- _Data for processing_:
<<<<
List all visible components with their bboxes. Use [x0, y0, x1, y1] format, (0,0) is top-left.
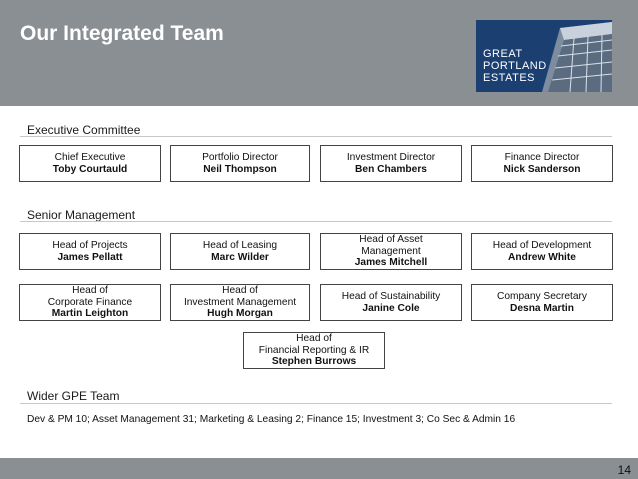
- org-box-portfolio-director: [170, 145, 310, 182]
- role-label: Company Secretary: [496, 290, 588, 302]
- org-box-head-of-projects: [19, 233, 161, 270]
- role-label: Management: [361, 245, 421, 257]
- org-box-investment-director: [320, 145, 462, 182]
- role-label: Head of Asset: [359, 234, 423, 246]
- company-logo: [476, 20, 612, 92]
- role-label: Head of: [72, 285, 108, 297]
- org-box-head-of-asset-management: [320, 233, 462, 270]
- org-box-head-of-investment-management: [170, 284, 310, 321]
- section-title-executive: Executive Committee: [27, 123, 141, 137]
- person-name: Stephen Burrows: [271, 356, 357, 368]
- person-name: Janine Cole: [362, 302, 420, 314]
- org-box-head-of-development: [471, 233, 613, 270]
- role-label: Portfolio Director: [202, 151, 278, 163]
- org-box-head-of-corporate-finance: [19, 284, 161, 321]
- section-divider: [20, 136, 612, 137]
- org-box-company-secretary: [471, 284, 613, 321]
- role-label: Financial Reporting & IR: [258, 344, 370, 356]
- role-label: Head of Projects: [52, 239, 128, 251]
- org-box-head-of-leasing: [170, 233, 310, 270]
- role-label: Investment Management: [183, 296, 297, 308]
- person-name: Martin Leighton: [51, 308, 129, 320]
- org-box-head-of-financial-reporting: [243, 332, 385, 369]
- building-icon: [542, 20, 612, 92]
- person-name: James Pellatt: [57, 251, 123, 263]
- person-name: Nick Sanderson: [503, 163, 581, 175]
- role-label: Head of Sustainability: [341, 290, 441, 302]
- org-box-finance-director: [471, 145, 613, 182]
- person-name: Neil Thompson: [203, 163, 277, 175]
- person-name: Marc Wilder: [211, 251, 269, 263]
- page-title: Our Integrated Team: [20, 22, 224, 45]
- wider-team-summary: Dev & PM 10; Asset Management 31; Marketing & Leasing 2; Finance 15; Investment 3; Co Sec & Admin 16: [27, 414, 516, 425]
- section-title-wider: Wider GPE Team: [27, 389, 120, 403]
- role-label: Investment Director: [346, 151, 436, 163]
- logo-line: PORTLAND: [483, 60, 547, 72]
- role-label: Corporate Finance: [47, 296, 133, 308]
- section-divider: [20, 403, 612, 404]
- person-name: Hugh Morgan: [207, 308, 273, 320]
- role-label: Chief Executive: [54, 151, 126, 163]
- person-name: Andrew White: [508, 251, 576, 263]
- section-divider: [20, 221, 612, 222]
- logo-line: GREAT: [483, 48, 523, 60]
- person-name: James Mitchell: [354, 257, 428, 269]
- person-name: Toby Courtauld: [52, 163, 128, 175]
- person-name: Desna Martin: [510, 302, 574, 314]
- org-box-chief-executive: [19, 145, 161, 182]
- section-title-senior: Senior Management: [27, 208, 136, 222]
- footer-bar: [0, 458, 638, 479]
- org-box-head-of-sustainability: [320, 284, 462, 321]
- role-label: Finance Director: [504, 151, 580, 163]
- page-number: 14: [617, 463, 631, 477]
- logo-text: [483, 48, 547, 84]
- person-name: Ben Chambers: [355, 163, 427, 175]
- role-label: Head of Development: [492, 239, 592, 251]
- role-label: Head of: [296, 333, 332, 345]
- role-label: Head of Leasing: [202, 239, 278, 251]
- role-label: Head of: [222, 285, 258, 297]
- logo-line: ESTATES: [483, 72, 535, 84]
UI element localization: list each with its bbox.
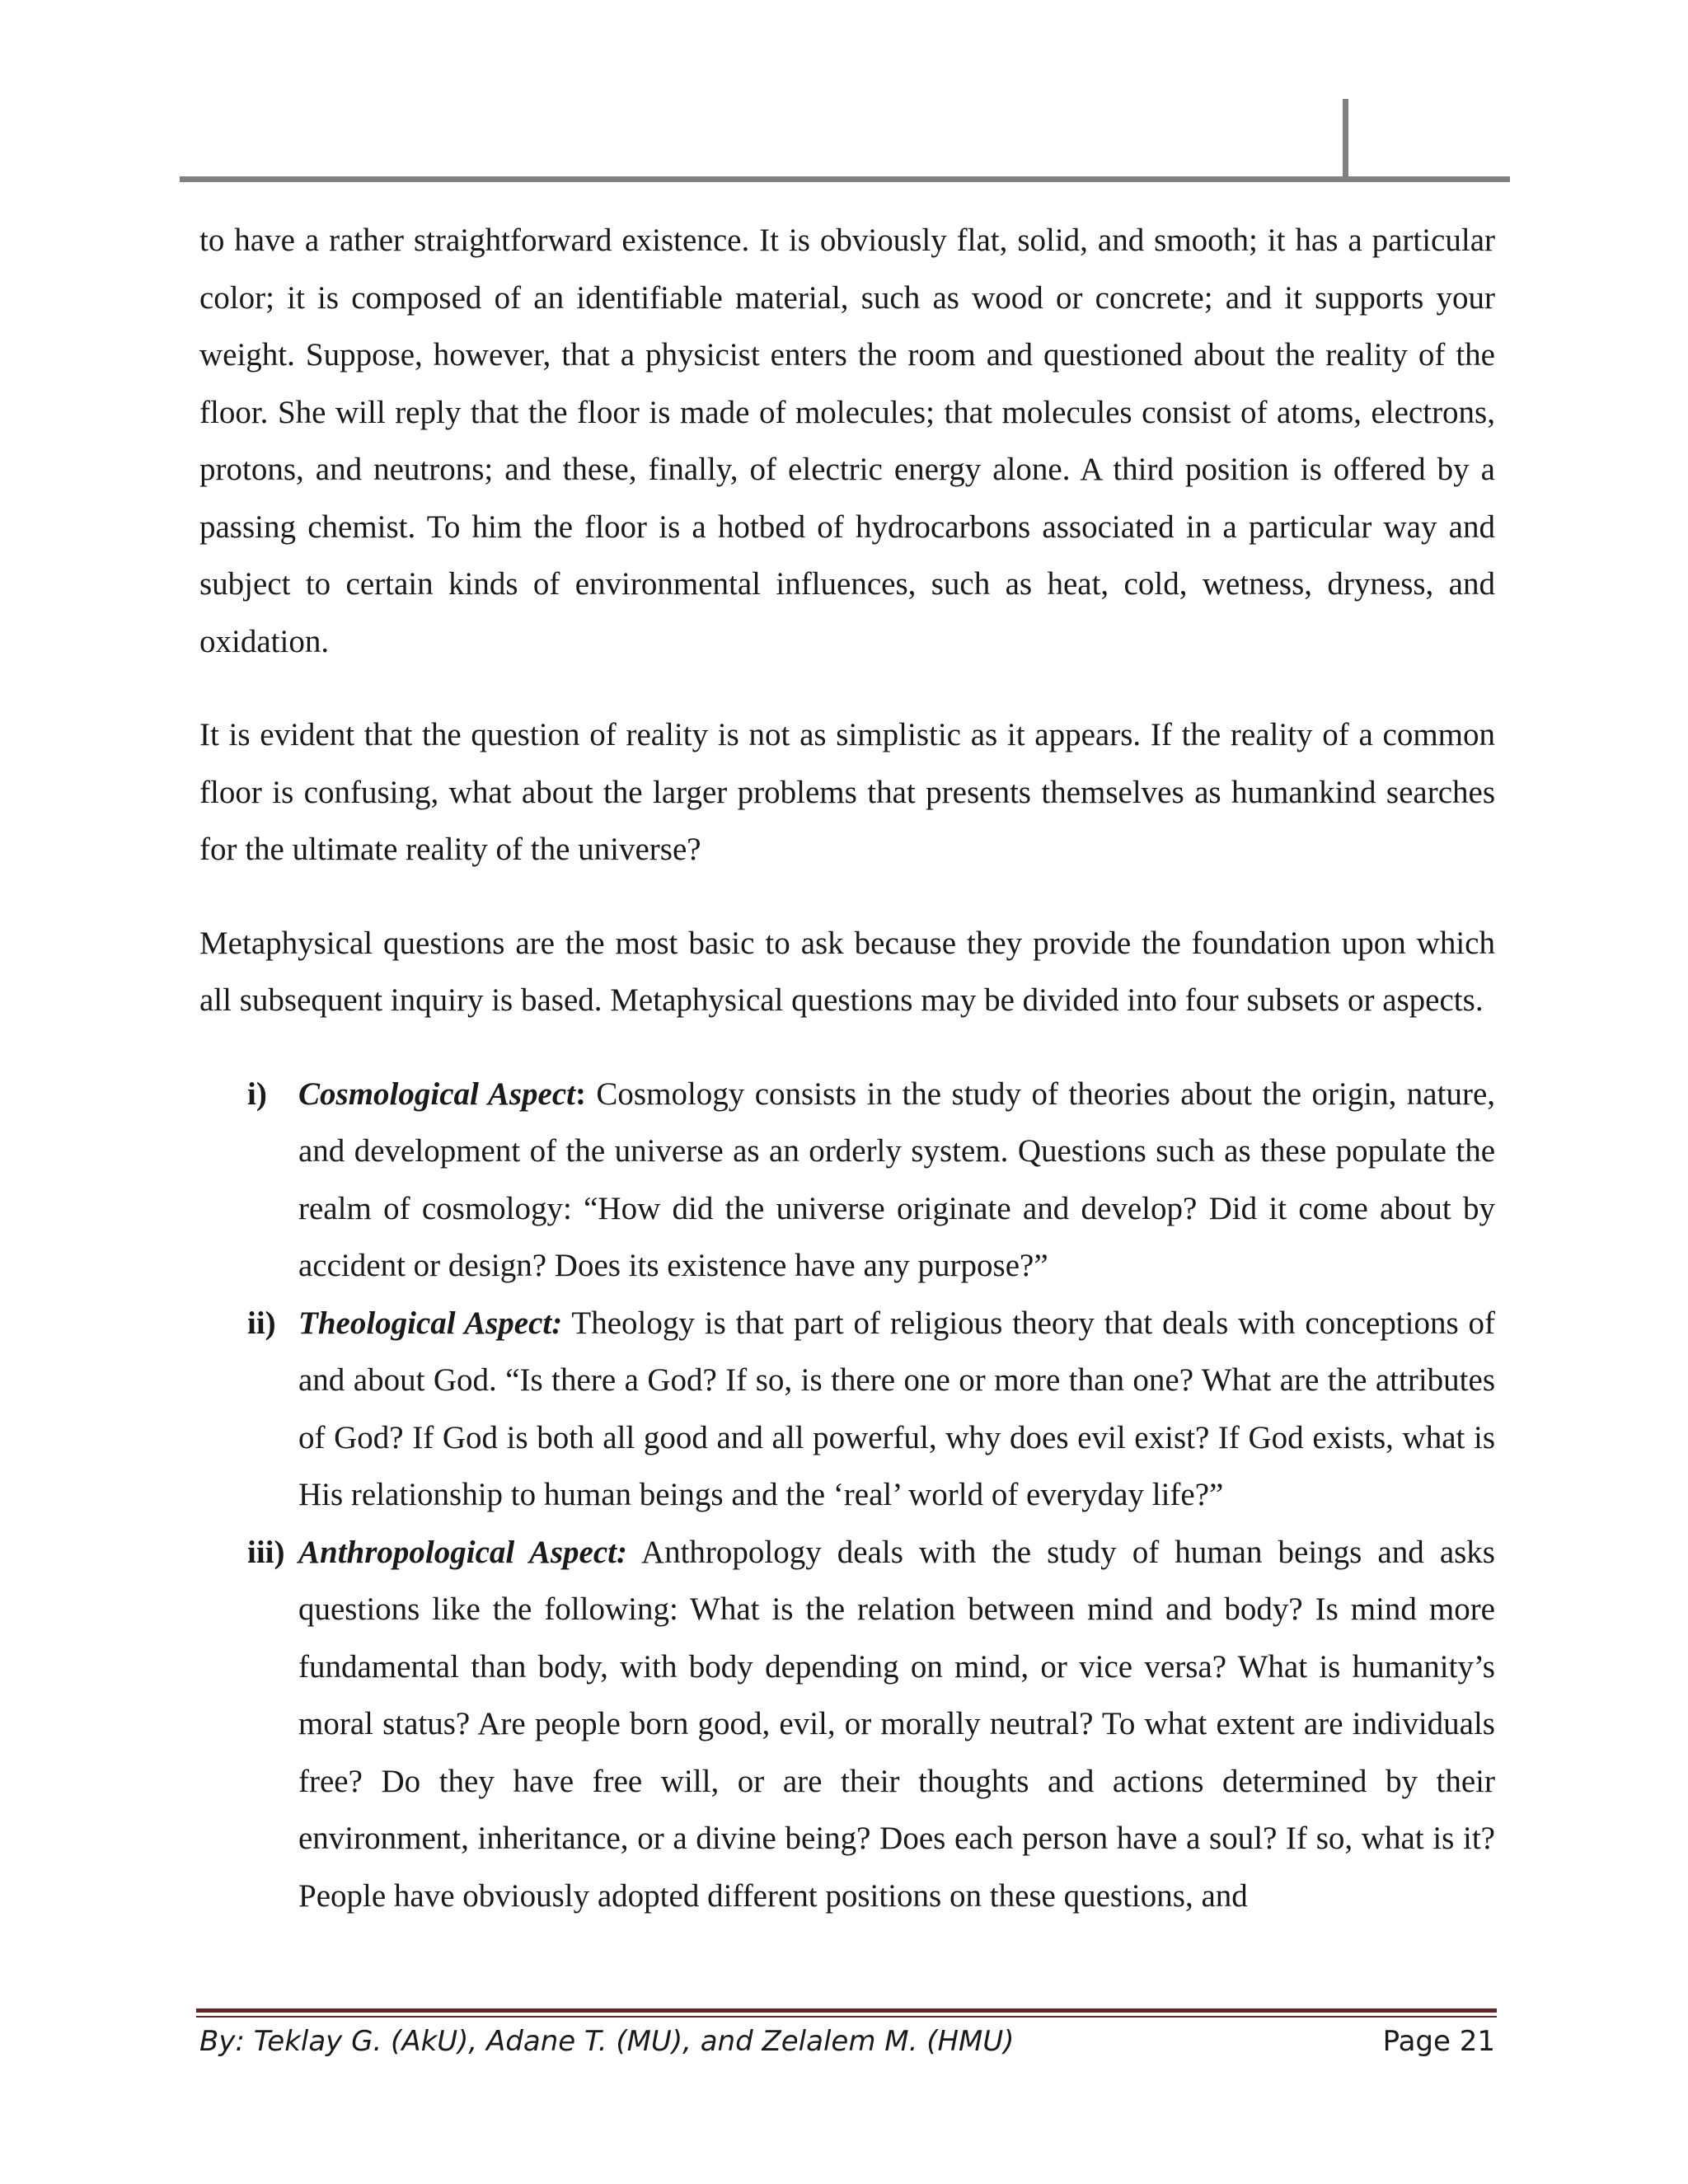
paragraph-question-of-reality: It is evident that the question of reality is not as simplistic as it appears. If the reality of a common floor is confusing, what about the larger problems that presents themselves as humankind searches for the ultimate reality of the universe?	[199, 717, 1495, 867]
aspect-item-cosmological	[199, 1066, 1495, 1295]
aspect-colon: :	[574, 1076, 586, 1112]
aspect-text: Theology is that part of religious theory that deals with conceptions of and about God. “Is there a God? If so, is there one or more than one? What are the attributes of God? If God is both all good and all powerful, why does evil exist? If God exists, what is His relationship to human beings and the ‘real’ world of everyday life?”	[298, 1305, 1495, 1512]
footer-rule-thin	[196, 2016, 1497, 2018]
page-body	[199, 212, 1495, 1957]
aspect-item-anthropological	[199, 1524, 1495, 1925]
page-number: Page 21	[1382, 2025, 1495, 2058]
aspect-title: Anthropological Aspect:	[298, 1534, 627, 1570]
footer-rule-thick	[196, 2008, 1497, 2013]
aspect-text: Anthropology deals with the study of human beings and asks questions like the following: What is the relation between mind and body? Is mind more fundamental than body, with body depending on mind, or vice versa? What is humanity’s moral status? Are people born good, evil, or morally neutral? To what extent are individuals free? Do they have free will, or are their thoughts and actions determined by their environment, inheritance, or a divine being? Does each person have a soul? If so, what is it? People have obviously adopted different positions on these questions, and	[298, 1534, 1495, 1914]
paragraph-floor-reality: to have a rather straightforward existence. It is obviously flat, solid, and smooth; it has a particular color; it is composed of an identifiable material, such as wood or concrete; and it supports your weight. Suppose, however, that a physicist enters the room and questioned about the reality of the floor. She will reply that the floor is made of molecules; that molecules consist of atoms, electrons, protons, and neutrons; and these, finally, of electric energy alone. A third position is offered by a passing chemist. To him the floor is a hotbed of hydrocarbons associated in a particular way and subject to certain kinds of environmental influences, such as heat, cold, wetness, dryness, and oxidation.	[199, 223, 1495, 659]
aspect-marker: i)	[247, 1076, 267, 1112]
aspect-item-theological	[199, 1295, 1495, 1524]
aspect-title: Cosmological Aspect	[298, 1076, 575, 1112]
aspect-marker: ii)	[247, 1305, 276, 1341]
aspect-title: Theological Aspect:	[298, 1305, 563, 1341]
header-rule	[180, 176, 1510, 182]
paragraph-metaphysical-questions: Metaphysical questions are the most basic to ask because they provide the foundation upon which all subsequent inquiry is based. Metaphysical questions may be divided into four subsets or aspects.	[199, 925, 1495, 1018]
page-footer	[199, 2021, 1495, 2062]
aspect-marker: iii)	[247, 1534, 285, 1570]
header-tick	[1343, 99, 1348, 180]
aspect-text: Cosmology consists in the study of theories about the origin, nature, and development of the universe as an orderly system. Questions such as these populate the realm of cosmology: “How did the universe originate and develop? Did it come about by accident or design? Does its existence have any purpose?”	[298, 1076, 1495, 1283]
footer-authors: By: Teklay G. (AkU), Adane T. (MU), and Zelalem M. (HMU)	[199, 2025, 1015, 2058]
aspect-list	[199, 1066, 1495, 1925]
>>>>
- _Task details_: Rewrite all of the data above, replacing every "role-label" with "position-label" and changing nothing else. Leave the pictures out.

- _Result for this exercise_:
List all visible components with their bboxes. Use [x0, y0, x1, y1] format, (0,0) is top-left.
- org-box-portfolio-director: [170, 145, 310, 182]
- position-label: Company Secretary: [496, 290, 588, 302]
- org-box-head-of-projects: [19, 233, 161, 270]
- position-label: Management: [361, 245, 421, 257]
- org-box-investment-director: [320, 145, 462, 182]
- position-label: Head of Asset: [359, 234, 423, 246]
- company-logo: [476, 20, 612, 92]
- position-label: Head of: [72, 285, 108, 297]
- org-box-head-of-asset-management: [320, 233, 462, 270]
- org-box-head-of-investment-management: [170, 284, 310, 321]
- section-title-executive: Executive Committee: [27, 123, 141, 137]
- person-name: Stephen Burrows: [271, 356, 357, 368]
- person-name: Janine Cole: [362, 302, 420, 314]
- org-box-head-of-development: [471, 233, 613, 270]
- position-label: Portfolio Director: [202, 151, 278, 163]
- org-box-head-of-corporate-finance: [19, 284, 161, 321]
- section-divider: [20, 136, 612, 137]
- org-box-company-secretary: [471, 284, 613, 321]
- position-label: Financial Reporting & IR: [258, 344, 370, 356]
- position-label: Head of Projects: [52, 239, 128, 251]
- org-box-head-of-leasing: [170, 233, 310, 270]
- position-label: Investment Management: [183, 296, 297, 308]
- person-name: Martin Leighton: [51, 308, 129, 320]
- org-box-head-of-financial-reporting: [243, 332, 385, 369]
- building-icon: [542, 20, 612, 92]
- person-name: James Pellatt: [57, 251, 123, 263]
- person-name: Nick Sanderson: [503, 163, 581, 175]
- position-label: Head of Sustainability: [341, 290, 441, 302]
- org-box-finance-director: [471, 145, 613, 182]
- person-name: Neil Thompson: [203, 163, 277, 175]
- person-name: Marc Wilder: [211, 251, 269, 263]
- page-title: Our Integrated Team: [20, 22, 224, 45]
- wider-team-summary: Dev & PM 10; Asset Management 31; Marketing & Leasing 2; Finance 15; Investment 3; Co Sec & Admin 16: [27, 414, 516, 425]
- section-title-wider: Wider GPE Team: [27, 389, 120, 403]
- position-label: Investment Director: [346, 151, 436, 163]
- logo-line: PORTLAND: [483, 60, 547, 72]
- position-label: Corporate Finance: [47, 296, 133, 308]
- section-divider: [20, 403, 612, 404]
- person-name: Hugh Morgan: [207, 308, 273, 320]
- position-label: Chief Executive: [54, 151, 126, 163]
- person-name: Andrew White: [508, 251, 576, 263]
- section-divider: [20, 221, 612, 222]
- logo-line: GREAT: [483, 48, 523, 60]
- person-name: James Mitchell: [354, 257, 428, 269]
- person-name: Toby Courtauld: [52, 163, 128, 175]
- person-name: Desna Martin: [510, 302, 574, 314]
- org-box-chief-executive: [19, 145, 161, 182]
- section-title-senior: Senior Management: [27, 208, 136, 222]
- footer-bar: [0, 458, 638, 479]
- org-box-head-of-sustainability: [320, 284, 462, 321]
- position-label: Finance Director: [504, 151, 580, 163]
- page-number: 14: [617, 463, 631, 477]
- logo-text: [483, 48, 547, 84]
- person-name: Ben Chambers: [355, 163, 427, 175]
- position-label: Head of Development: [492, 239, 592, 251]
- position-label: Head of: [296, 333, 332, 345]
- position-label: Head of Leasing: [202, 239, 278, 251]
- position-label: Head of: [222, 285, 258, 297]
- logo-line: ESTATES: [483, 72, 535, 84]
UI element localization: list each with its bbox.
paragraph-question-of-reality: It is evident that the question of reality is not as simplistic as it appears. If the reality of a common floor is confusing, what about the larger problems that presents themselves as humankind searches for the ultimate reality of the universe?	[199, 717, 1495, 867]
aspect-item-cosmological	[199, 1066, 1495, 1295]
aspect-colon: :	[574, 1076, 586, 1112]
aspect-text: Theology is that part of religious theory that deals with conceptions of and about God. “Is there a God? If so, is there one or more than one? What are the attributes of God? If God is both all good and all powerful, why does evil exist? If God exists, what is His relationship to human beings and the ‘real’ world of everyday life?”	[298, 1305, 1495, 1512]
footer-rule-thin	[196, 2016, 1497, 2018]
page-body	[199, 212, 1495, 1957]
aspect-item-anthropological	[199, 1524, 1495, 1925]
page-number: Page 21	[1382, 2025, 1495, 2058]
aspect-title: Anthropological Aspect:	[298, 1534, 627, 1570]
footer-rule-thick	[196, 2008, 1497, 2013]
aspect-text: Anthropology deals with the study of human beings and asks questions like the following: What is the relation between mind and body? Is mind more fundamental than body, with body depending on mind, or vice versa? What is humanity’s moral status? Are people born good, evil, or morally neutral? To what extent are individuals free? Do they have free will, or are their thoughts and actions determined by their environment, inheritance, or a divine being? Does each person have a soul? If so, what is it? People have obviously adopted different positions on these questions, and	[298, 1534, 1495, 1914]
paragraph-floor-reality: to have a rather straightforward existence. It is obviously flat, solid, and smooth; it has a particular color; it is composed of an identifiable material, such as wood or concrete; and it supports your weight. Suppose, however, that a physicist enters the room and questioned about the reality of the floor. She will reply that the floor is made of molecules; that molecules consist of atoms, electrons, protons, and neutrons; and these, finally, of electric energy alone. A third position is offered by a passing chemist. To him the floor is a hotbed of hydrocarbons associated in a particular way and subject to certain kinds of environmental influences, such as heat, cold, wetness, dryness, and oxidation.	[199, 223, 1495, 659]
aspect-marker: i)	[247, 1076, 267, 1112]
aspect-item-theological	[199, 1295, 1495, 1524]
aspect-title: Cosmological Aspect	[298, 1076, 575, 1112]
aspect-marker: ii)	[247, 1305, 276, 1341]
aspect-title: Theological Aspect:	[298, 1305, 563, 1341]
header-rule	[180, 176, 1510, 182]
paragraph-metaphysical-questions: Metaphysical questions are the most basic to ask because they provide the foundation upon which all subsequent inquiry is based. Metaphysical questions may be divided into four subsets or aspects.	[199, 925, 1495, 1018]
page-footer	[199, 2021, 1495, 2062]
aspect-marker: iii)	[247, 1534, 285, 1570]
header-tick	[1343, 99, 1348, 180]
aspect-text: Cosmology consists in the study of theories about the origin, nature, and development of the universe as an orderly system. Questions such as these populate the realm of cosmology: “How did the universe originate and develop? Did it come about by accident or design? Does its existence have any purpose?”	[298, 1076, 1495, 1283]
footer-authors: By: Teklay G. (AkU), Adane T. (MU), and Zelalem M. (HMU)	[199, 2025, 1015, 2058]
aspect-list	[199, 1066, 1495, 1925]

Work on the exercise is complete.